▶ Exercise goal
All entries must be extracted exactly, with nothing added or dropped.

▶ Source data
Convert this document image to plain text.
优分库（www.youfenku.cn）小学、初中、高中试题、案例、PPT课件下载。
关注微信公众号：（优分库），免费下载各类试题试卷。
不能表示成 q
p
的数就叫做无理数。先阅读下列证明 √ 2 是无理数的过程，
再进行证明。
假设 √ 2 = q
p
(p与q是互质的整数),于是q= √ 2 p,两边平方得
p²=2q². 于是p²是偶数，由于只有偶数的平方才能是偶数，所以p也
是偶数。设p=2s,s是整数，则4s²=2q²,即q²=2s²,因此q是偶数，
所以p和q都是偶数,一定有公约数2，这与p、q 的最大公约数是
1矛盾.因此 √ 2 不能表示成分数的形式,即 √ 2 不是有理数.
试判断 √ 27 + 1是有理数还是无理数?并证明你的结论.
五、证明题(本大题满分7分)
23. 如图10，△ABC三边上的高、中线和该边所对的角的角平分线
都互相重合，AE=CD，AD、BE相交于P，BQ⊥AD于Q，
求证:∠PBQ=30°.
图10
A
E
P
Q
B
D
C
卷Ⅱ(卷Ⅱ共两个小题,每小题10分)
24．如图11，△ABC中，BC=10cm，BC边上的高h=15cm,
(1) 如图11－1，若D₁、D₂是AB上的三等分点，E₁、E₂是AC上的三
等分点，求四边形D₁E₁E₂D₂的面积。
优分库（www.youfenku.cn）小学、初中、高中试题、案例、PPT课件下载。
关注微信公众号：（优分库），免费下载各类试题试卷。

▶ Worked solution
Convert this document image to plain text.
优分库（www.youfenku.cn）小学、初中、高中试题、案例、PPT课件下载。
关注微信公众号：（优分库），免费下载各类试题试卷。
不能表示成 q
p
的数就叫做无理数。先阅读下列证明 √ 2 是无理数的过程，
再进行证明。
假设 √ 2 = q
p
(p与q是互质的整数),于是q= √ 2 p,两边平方得
p²=2q². 于是p²是偶数，由于只有偶数的平方才能是偶数，所以p也
是偶数。设p=2s,s是整数，则4s²=2q²,即q²=2s²,因此q是偶数，
所以p和q都是偶数,一定有公约数2，这与p、q 的最大公约数是
1矛盾.因此 √ 2 不能表示成分数的形式,即 √ 2 不是有理数.
试判断 √ 27 + 1是有理数还是无理数?并证明你的结论.
五、证明题(本大题满分7分)
23. 如图10，△ABC三边上的高、中线和该边所对的角的角平分线
都互相重合，AE=CD，AD、BE相交于P，BQ⊥AD于Q，
求证:∠PBQ=30°.
图10
A
E
P
Q
B
D
C
卷Ⅱ(卷Ⅱ共两个小题,每小题10分)
24．如图11，△ABC中，BC=10cm，BC边上的高h=15cm,
(1) 如图11－1，若D₁、D₂是AB上的三等分点，E₁、E₂是AC上的三
等分点，求四边形D₁E₁E₂D₂的面积。
优分库（www.youfenku.cn）小学、初中、高中试题、案例、PPT课件下载。
关注微信公众号：（优分库），免费下载各类试题试卷。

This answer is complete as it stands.